- _Source material_
##########

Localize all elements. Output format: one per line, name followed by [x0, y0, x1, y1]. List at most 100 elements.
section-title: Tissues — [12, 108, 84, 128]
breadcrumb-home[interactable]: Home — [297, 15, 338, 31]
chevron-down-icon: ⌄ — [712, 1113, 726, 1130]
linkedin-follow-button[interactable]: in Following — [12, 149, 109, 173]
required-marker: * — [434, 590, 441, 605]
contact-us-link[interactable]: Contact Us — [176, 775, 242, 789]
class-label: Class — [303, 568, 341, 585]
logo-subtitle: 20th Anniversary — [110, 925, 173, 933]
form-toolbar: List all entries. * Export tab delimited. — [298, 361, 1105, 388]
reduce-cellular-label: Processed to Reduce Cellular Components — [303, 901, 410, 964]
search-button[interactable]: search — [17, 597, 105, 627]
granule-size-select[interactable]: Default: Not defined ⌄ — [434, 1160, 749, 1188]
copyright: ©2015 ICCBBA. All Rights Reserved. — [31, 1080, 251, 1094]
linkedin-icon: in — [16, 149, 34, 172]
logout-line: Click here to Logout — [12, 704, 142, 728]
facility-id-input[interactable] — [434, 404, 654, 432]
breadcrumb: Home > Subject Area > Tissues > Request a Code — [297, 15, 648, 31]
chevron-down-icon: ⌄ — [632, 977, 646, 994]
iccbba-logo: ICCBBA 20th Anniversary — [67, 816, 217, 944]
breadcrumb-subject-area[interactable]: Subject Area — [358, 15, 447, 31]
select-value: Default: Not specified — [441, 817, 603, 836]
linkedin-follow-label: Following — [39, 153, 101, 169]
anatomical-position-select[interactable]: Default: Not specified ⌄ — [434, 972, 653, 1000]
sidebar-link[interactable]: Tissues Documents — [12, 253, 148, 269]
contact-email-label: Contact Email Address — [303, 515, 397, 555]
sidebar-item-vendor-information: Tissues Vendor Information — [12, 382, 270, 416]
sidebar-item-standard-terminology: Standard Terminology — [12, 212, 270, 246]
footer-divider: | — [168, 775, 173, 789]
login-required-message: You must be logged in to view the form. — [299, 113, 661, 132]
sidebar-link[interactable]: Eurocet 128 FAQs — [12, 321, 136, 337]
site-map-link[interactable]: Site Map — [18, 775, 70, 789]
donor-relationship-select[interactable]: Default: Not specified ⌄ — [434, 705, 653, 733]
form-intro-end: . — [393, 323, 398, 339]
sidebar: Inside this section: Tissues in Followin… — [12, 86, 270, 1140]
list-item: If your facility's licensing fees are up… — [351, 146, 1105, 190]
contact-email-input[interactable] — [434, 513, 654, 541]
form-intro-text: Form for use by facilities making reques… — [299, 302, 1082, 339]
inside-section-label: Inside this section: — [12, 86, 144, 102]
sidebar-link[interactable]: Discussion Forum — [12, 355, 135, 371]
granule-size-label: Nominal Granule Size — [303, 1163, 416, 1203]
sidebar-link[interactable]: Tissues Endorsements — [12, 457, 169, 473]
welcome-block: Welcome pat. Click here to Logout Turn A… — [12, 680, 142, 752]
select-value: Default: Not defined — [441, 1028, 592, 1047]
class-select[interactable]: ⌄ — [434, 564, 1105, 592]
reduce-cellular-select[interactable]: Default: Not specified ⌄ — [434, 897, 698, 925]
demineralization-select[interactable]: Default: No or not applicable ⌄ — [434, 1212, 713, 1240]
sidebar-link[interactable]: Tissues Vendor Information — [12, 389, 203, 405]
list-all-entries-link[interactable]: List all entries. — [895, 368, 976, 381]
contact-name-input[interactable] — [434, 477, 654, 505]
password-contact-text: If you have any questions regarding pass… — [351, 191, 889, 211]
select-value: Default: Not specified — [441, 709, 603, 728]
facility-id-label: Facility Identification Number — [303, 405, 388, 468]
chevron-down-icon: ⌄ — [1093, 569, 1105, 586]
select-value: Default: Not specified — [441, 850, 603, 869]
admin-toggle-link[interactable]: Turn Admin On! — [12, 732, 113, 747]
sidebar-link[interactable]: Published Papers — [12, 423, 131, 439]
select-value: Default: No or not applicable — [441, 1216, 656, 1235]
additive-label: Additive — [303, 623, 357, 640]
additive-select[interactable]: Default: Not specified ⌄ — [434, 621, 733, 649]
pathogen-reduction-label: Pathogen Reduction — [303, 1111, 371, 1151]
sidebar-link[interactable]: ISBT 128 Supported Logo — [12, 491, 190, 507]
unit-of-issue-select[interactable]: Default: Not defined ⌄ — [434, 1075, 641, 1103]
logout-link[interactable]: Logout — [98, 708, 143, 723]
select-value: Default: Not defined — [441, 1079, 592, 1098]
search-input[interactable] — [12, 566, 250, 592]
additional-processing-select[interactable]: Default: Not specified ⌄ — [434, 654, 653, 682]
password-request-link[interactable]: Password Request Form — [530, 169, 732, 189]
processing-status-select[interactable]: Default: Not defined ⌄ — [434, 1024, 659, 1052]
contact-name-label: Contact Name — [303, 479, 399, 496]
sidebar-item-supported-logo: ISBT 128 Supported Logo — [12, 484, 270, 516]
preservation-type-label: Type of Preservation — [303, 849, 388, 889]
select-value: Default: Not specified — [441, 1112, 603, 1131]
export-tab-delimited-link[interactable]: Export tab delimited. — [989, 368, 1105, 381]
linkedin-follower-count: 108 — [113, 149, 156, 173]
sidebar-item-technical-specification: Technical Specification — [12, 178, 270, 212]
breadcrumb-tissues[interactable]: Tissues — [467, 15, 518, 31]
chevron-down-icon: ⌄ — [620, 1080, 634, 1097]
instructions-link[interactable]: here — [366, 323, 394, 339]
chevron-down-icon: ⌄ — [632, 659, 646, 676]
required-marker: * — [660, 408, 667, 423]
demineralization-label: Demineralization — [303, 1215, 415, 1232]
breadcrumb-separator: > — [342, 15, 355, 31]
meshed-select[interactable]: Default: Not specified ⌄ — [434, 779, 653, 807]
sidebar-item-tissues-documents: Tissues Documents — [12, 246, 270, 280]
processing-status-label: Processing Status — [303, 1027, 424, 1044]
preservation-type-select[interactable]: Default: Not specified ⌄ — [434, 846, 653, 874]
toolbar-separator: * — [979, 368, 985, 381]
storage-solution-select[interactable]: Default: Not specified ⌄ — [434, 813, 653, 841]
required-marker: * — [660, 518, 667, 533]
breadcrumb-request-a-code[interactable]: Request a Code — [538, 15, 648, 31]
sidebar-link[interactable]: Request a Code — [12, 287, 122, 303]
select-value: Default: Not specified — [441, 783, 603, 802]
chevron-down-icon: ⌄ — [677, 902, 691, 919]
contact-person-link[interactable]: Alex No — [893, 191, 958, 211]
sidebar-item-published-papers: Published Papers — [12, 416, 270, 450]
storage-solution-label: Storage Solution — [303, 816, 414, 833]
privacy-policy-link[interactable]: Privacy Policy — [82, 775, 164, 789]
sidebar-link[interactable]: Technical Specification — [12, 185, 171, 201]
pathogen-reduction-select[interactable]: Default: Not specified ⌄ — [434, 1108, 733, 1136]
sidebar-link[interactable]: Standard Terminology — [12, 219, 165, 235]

##########

In full and word for word, restate the data.

- _Exercise solution_
Localize all elements. Output format: one per line, name followed by [x0, y0, x1, y1]. List at most 100 elements.
section-title: Tissues — [12, 108, 84, 128]
breadcrumb-home[interactable]: Home — [297, 15, 338, 31]
chevron-down-icon: ⌄ — [712, 1113, 726, 1130]
linkedin-follow-button[interactable]: in Following — [12, 149, 109, 173]
required-marker: * — [434, 590, 441, 605]
contact-us-link[interactable]: Contact Us — [176, 775, 242, 789]
class-label: Class — [303, 568, 341, 585]
logo-subtitle: 20th Anniversary — [110, 925, 173, 933]
form-toolbar: List all entries. * Export tab delimited. — [298, 361, 1105, 388]
reduce-cellular-label: Processed to Reduce Cellular Components — [303, 901, 410, 964]
search-button[interactable]: search — [17, 597, 105, 627]
granule-size-select[interactable]: Default: Not defined ⌄ — [434, 1160, 749, 1188]
copyright: ©2015 ICCBBA. All Rights Reserved. — [31, 1080, 251, 1094]
linkedin-icon: in — [16, 149, 34, 172]
logout-line: Click here to Logout — [12, 704, 142, 728]
facility-id-input[interactable] — [434, 404, 654, 432]
breadcrumb: Home > Subject Area > Tissues > Request a Code — [297, 15, 648, 31]
chevron-down-icon: ⌄ — [632, 977, 646, 994]
iccbba-logo: ICCBBA 20th Anniversary — [67, 816, 217, 944]
breadcrumb-subject-area[interactable]: Subject Area — [358, 15, 447, 31]
select-value: Default: Not specified — [441, 817, 603, 836]
linkedin-follow-label: Following — [39, 153, 101, 169]
anatomical-position-select[interactable]: Default: Not specified ⌄ — [434, 972, 653, 1000]
sidebar-link[interactable]: Tissues Documents — [12, 253, 148, 269]
contact-email-label: Contact Email Address — [303, 515, 397, 555]
sidebar-item-vendor-information: Tissues Vendor Information — [12, 382, 270, 416]
sidebar-item-standard-terminology: Standard Terminology — [12, 212, 270, 246]
footer-divider: | — [168, 775, 173, 789]
login-required-message: You must be logged in to view the form. — [299, 113, 661, 132]
sidebar-link[interactable]: Eurocet 128 FAQs — [12, 321, 136, 337]
site-map-link[interactable]: Site Map — [18, 775, 70, 789]
donor-relationship-select[interactable]: Default: Not specified ⌄ — [434, 705, 653, 733]
form-intro-end: . — [393, 323, 398, 339]
sidebar: Inside this section: Tissues in Followin… — [12, 86, 270, 1140]
list-item: If your facility's licensing fees are up… — [351, 146, 1105, 190]
contact-email-input[interactable] — [434, 513, 654, 541]
form-intro-text: Form for use by facilities making reques… — [299, 302, 1082, 339]
inside-section-label: Inside this section: — [12, 86, 144, 102]
sidebar-link[interactable]: Discussion Forum — [12, 355, 135, 371]
granule-size-label: Nominal Granule Size — [303, 1163, 416, 1203]
sidebar-link[interactable]: Tissues Endorsements — [12, 457, 169, 473]
welcome-block: Welcome pat. Click here to Logout Turn A… — [12, 680, 142, 752]
select-value: Default: Not defined — [441, 1028, 592, 1047]
class-select[interactable]: ⌄ — [434, 564, 1105, 592]
reduce-cellular-select[interactable]: Default: Not specified ⌄ — [434, 897, 698, 925]
demineralization-select[interactable]: Default: No or not applicable ⌄ — [434, 1212, 713, 1240]
sidebar-link[interactable]: Tissues Vendor Information — [12, 389, 203, 405]
list-all-entries-link[interactable]: List all entries. — [895, 368, 976, 381]
contact-name-input[interactable] — [434, 477, 654, 505]
password-contact-text: If you have any questions regarding pass… — [351, 191, 889, 211]
select-value: Default: Not specified — [441, 709, 603, 728]
facility-id-label: Facility Identification Number — [303, 405, 388, 468]
chevron-down-icon: ⌄ — [1093, 569, 1105, 586]
select-value: Default: Not specified — [441, 850, 603, 869]
admin-toggle-link[interactable]: Turn Admin On! — [12, 732, 113, 747]
sidebar-link[interactable]: Published Papers — [12, 423, 131, 439]
select-value: Default: No or not applicable — [441, 1216, 656, 1235]
additive-label: Additive — [303, 623, 357, 640]
additive-select[interactable]: Default: Not specified ⌄ — [434, 621, 733, 649]
pathogen-reduction-label: Pathogen Reduction — [303, 1111, 371, 1151]
sidebar-link[interactable]: ISBT 128 Supported Logo — [12, 491, 190, 507]
unit-of-issue-select[interactable]: Default: Not defined ⌄ — [434, 1075, 641, 1103]
logout-link[interactable]: Logout — [98, 708, 143, 723]
select-value: Default: Not defined — [441, 1079, 592, 1098]
search-input[interactable] — [12, 566, 250, 592]
additional-processing-select[interactable]: Default: Not specified ⌄ — [434, 654, 653, 682]
password-request-link[interactable]: Password Request Form — [530, 169, 732, 189]
processing-status-select[interactable]: Default: Not defined ⌄ — [434, 1024, 659, 1052]
contact-name-label: Contact Name — [303, 479, 399, 496]
sidebar-item-supported-logo: ISBT 128 Supported Logo — [12, 484, 270, 516]
preservation-type-label: Type of Preservation — [303, 849, 388, 889]
select-value: Default: Not specified — [441, 1112, 603, 1131]
export-tab-delimited-link[interactable]: Export tab delimited. — [989, 368, 1105, 381]
linkedin-follower-count: 108 — [113, 149, 156, 173]
sidebar-item-technical-specification: Technical Specification — [12, 178, 270, 212]
breadcrumb-tissues[interactable]: Tissues — [467, 15, 518, 31]
chevron-down-icon: ⌄ — [620, 1080, 634, 1097]
instructions-link[interactable]: here — [366, 323, 394, 339]
chevron-down-icon: ⌄ — [632, 659, 646, 676]
required-marker: * — [660, 408, 667, 423]
demineralization-label: Demineralization — [303, 1215, 415, 1232]
breadcrumb-separator: > — [342, 15, 355, 31]
meshed-select[interactable]: Default: Not specified ⌄ — [434, 779, 653, 807]
sidebar-item-tissues-documents: Tissues Documents — [12, 246, 270, 280]
processing-status-label: Processing Status — [303, 1027, 424, 1044]
preservation-type-select[interactable]: Default: Not specified ⌄ — [434, 846, 653, 874]
toolbar-separator: * — [979, 368, 985, 381]
storage-solution-select[interactable]: Default: Not specified ⌄ — [434, 813, 653, 841]
required-marker: * — [660, 518, 667, 533]
breadcrumb-request-a-code[interactable]: Request a Code — [538, 15, 648, 31]
sidebar-link[interactable]: Request a Code — [12, 287, 122, 303]
select-value: Default: Not specified — [441, 783, 603, 802]
chevron-down-icon: ⌄ — [677, 902, 691, 919]
contact-person-link[interactable]: Alex No — [893, 191, 958, 211]
sidebar-item-published-papers: Published Papers — [12, 416, 270, 450]
storage-solution-label: Storage Solution — [303, 816, 414, 833]
privacy-policy-link[interactable]: Privacy Policy — [82, 775, 164, 789]
sidebar-link[interactable]: Technical Specification — [12, 185, 171, 201]
pathogen-reduction-select[interactable]: Default: Not specified ⌄ — [434, 1108, 733, 1136]
sidebar-link[interactable]: Standard Terminology — [12, 219, 165, 235]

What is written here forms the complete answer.